** Start of Extracted material **
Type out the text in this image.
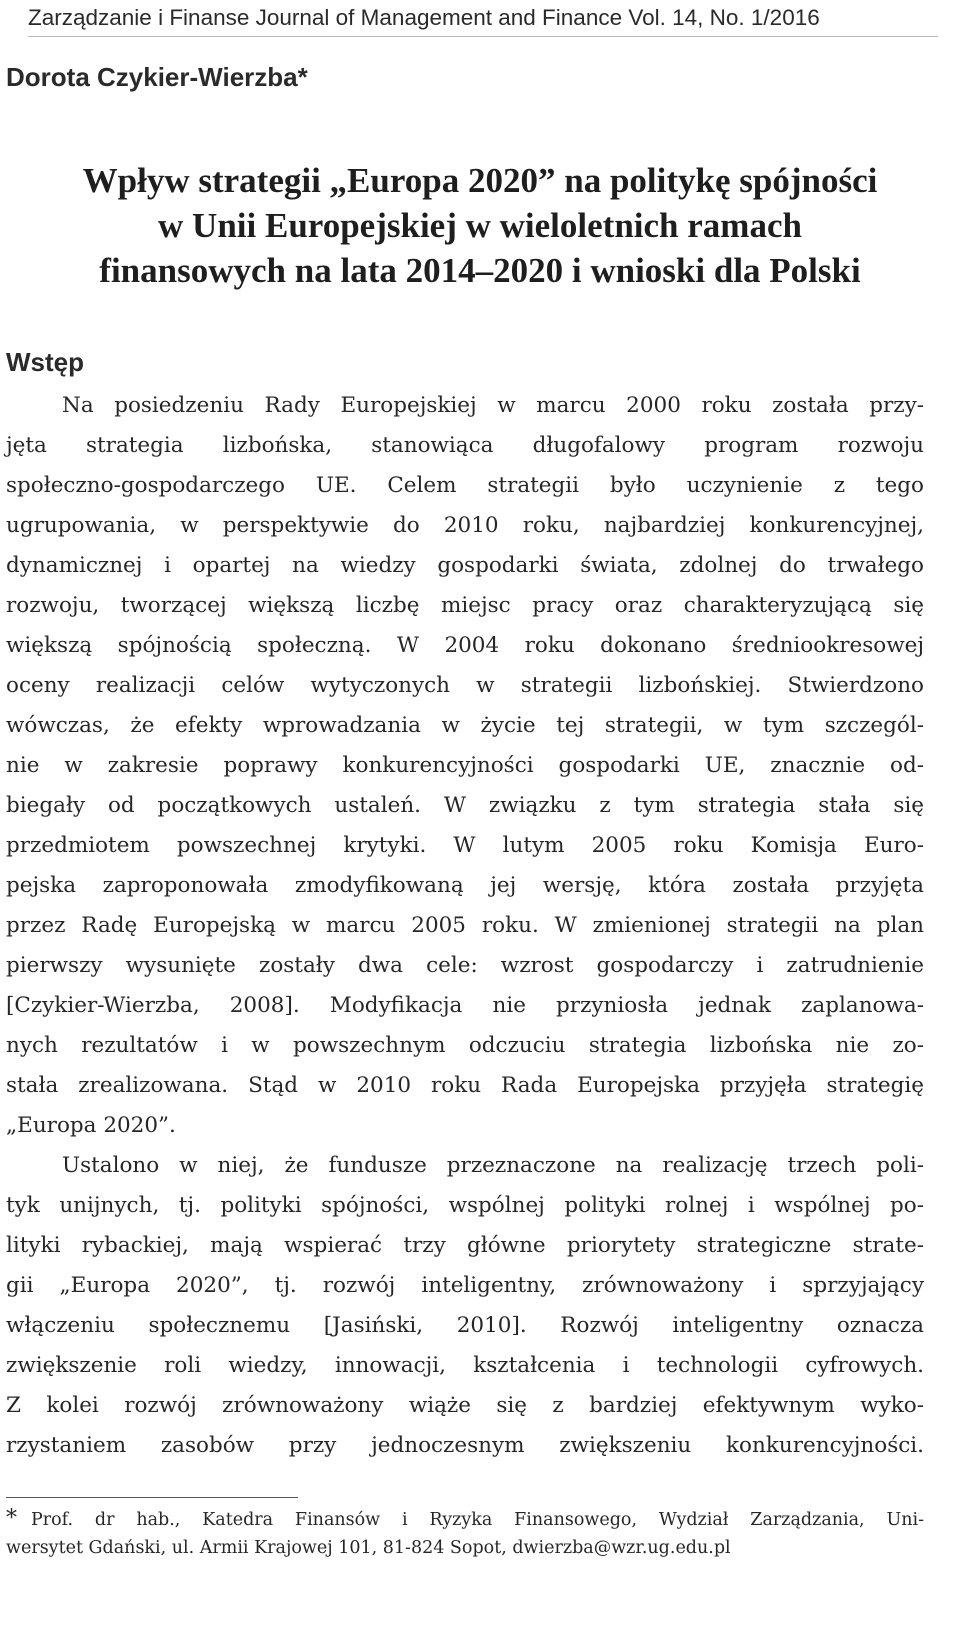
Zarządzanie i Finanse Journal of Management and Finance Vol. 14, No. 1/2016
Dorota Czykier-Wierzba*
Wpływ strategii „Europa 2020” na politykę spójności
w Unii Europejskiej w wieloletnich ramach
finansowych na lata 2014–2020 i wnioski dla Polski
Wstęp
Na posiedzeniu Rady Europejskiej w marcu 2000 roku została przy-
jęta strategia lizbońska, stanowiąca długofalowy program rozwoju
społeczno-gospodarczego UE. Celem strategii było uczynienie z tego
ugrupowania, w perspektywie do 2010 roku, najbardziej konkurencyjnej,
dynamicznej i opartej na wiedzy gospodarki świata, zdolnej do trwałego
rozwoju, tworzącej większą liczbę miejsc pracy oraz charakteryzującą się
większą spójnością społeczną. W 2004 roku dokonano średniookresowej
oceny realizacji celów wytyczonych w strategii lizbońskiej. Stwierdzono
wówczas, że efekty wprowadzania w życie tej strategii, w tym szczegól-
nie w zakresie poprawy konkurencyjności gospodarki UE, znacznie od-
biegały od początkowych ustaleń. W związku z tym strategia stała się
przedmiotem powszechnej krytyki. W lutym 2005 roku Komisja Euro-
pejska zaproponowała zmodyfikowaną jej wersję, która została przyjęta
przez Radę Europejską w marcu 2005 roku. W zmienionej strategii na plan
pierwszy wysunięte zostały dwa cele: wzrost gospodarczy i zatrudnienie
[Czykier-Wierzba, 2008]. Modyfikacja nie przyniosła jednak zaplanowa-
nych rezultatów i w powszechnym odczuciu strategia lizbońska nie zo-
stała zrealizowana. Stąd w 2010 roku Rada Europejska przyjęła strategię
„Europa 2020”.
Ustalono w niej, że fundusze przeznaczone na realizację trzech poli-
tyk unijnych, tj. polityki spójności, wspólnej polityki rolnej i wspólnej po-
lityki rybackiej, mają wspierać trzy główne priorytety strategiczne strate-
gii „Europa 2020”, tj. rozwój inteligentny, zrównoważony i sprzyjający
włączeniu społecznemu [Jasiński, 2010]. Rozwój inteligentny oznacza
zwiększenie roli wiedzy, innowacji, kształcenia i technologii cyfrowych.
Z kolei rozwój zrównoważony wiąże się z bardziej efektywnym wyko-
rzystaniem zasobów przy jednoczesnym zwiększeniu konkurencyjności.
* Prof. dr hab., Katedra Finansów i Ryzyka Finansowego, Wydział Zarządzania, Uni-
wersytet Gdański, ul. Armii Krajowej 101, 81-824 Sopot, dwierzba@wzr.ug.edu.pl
** End of Extracted material **
** Start of Extracted material **
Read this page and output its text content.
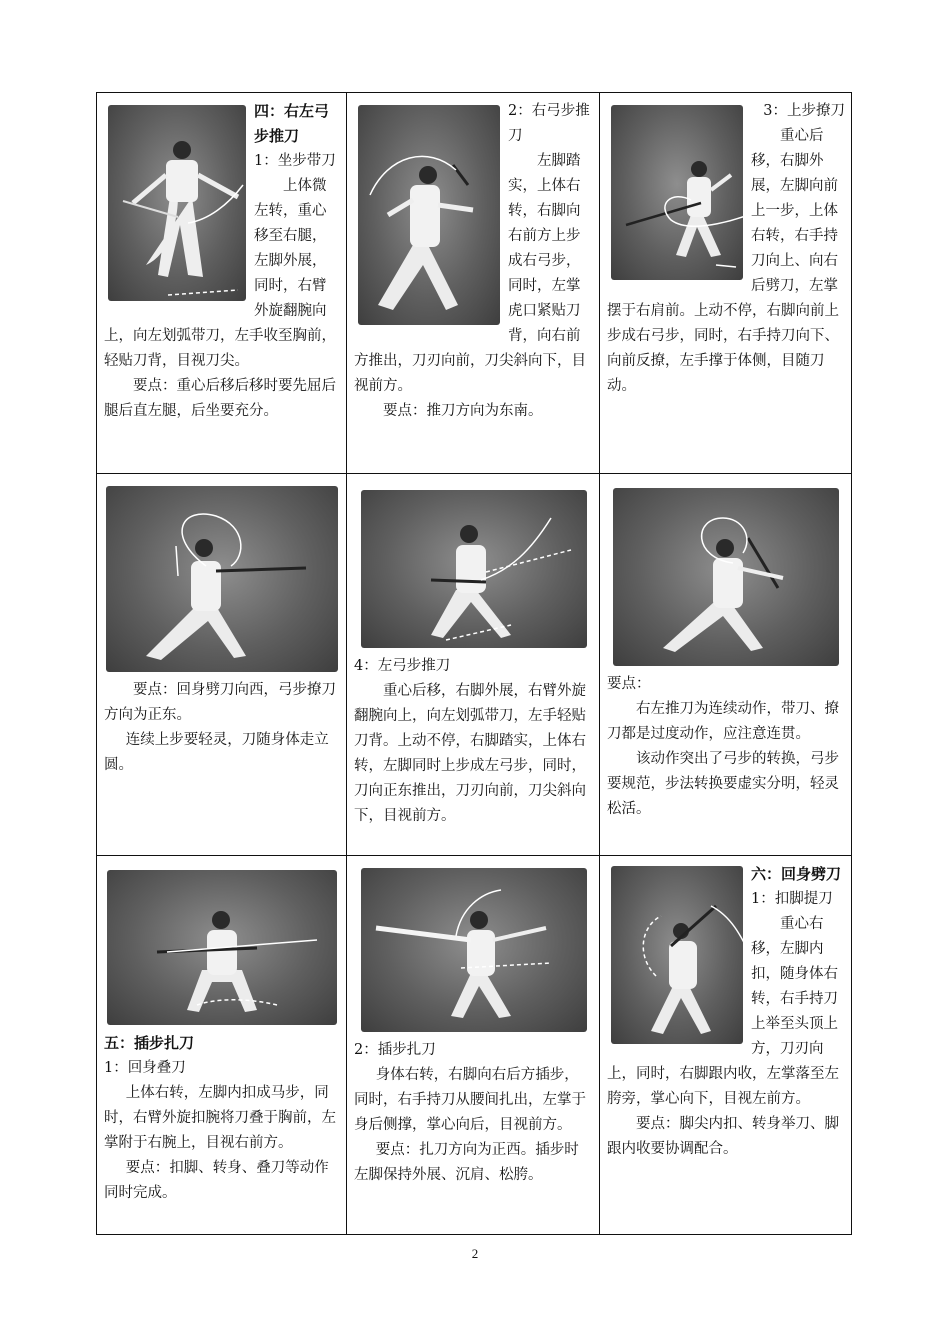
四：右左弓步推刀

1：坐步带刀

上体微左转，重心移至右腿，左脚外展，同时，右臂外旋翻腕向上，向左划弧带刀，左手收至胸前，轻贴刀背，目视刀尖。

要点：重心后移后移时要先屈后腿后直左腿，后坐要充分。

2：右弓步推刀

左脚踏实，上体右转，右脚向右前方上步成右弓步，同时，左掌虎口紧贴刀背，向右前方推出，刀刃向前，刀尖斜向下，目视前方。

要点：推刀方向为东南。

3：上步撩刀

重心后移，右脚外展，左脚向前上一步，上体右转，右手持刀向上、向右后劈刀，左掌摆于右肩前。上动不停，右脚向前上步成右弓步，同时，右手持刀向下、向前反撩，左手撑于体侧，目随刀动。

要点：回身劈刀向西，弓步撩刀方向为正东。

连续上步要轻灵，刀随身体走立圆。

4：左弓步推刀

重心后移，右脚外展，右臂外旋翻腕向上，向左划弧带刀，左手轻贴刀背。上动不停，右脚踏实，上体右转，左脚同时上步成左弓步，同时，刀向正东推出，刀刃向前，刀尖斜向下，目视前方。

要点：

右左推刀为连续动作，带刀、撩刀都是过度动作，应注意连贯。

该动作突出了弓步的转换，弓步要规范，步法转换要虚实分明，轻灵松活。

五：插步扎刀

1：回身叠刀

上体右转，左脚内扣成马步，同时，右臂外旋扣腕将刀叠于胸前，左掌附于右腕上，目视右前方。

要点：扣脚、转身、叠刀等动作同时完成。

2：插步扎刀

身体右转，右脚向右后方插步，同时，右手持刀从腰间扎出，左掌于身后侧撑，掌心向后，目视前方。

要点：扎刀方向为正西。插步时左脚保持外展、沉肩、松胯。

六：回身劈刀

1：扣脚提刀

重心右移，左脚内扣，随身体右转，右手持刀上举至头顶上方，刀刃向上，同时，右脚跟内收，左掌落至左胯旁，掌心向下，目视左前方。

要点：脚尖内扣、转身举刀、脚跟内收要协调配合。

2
** End of Extracted material **
> [Problem to work on]
Which lines include "向左划弧带刀"? Copy each of them out.

> [Exercise response]
上体微左转，重心移至右腿，左脚外展，同时，右臂外旋翻腕向上，向左划弧带刀，左手收至胸前，轻贴刀背，目视刀尖。
重心后移，右脚外展，右臂外旋翻腕向上，向左划弧带刀，左手轻贴刀背。上动不停，右脚踏实，上体右转，左脚同时上步成左弓步，同时，刀向正东推出，刀刃向前，刀尖斜向下，目视前方。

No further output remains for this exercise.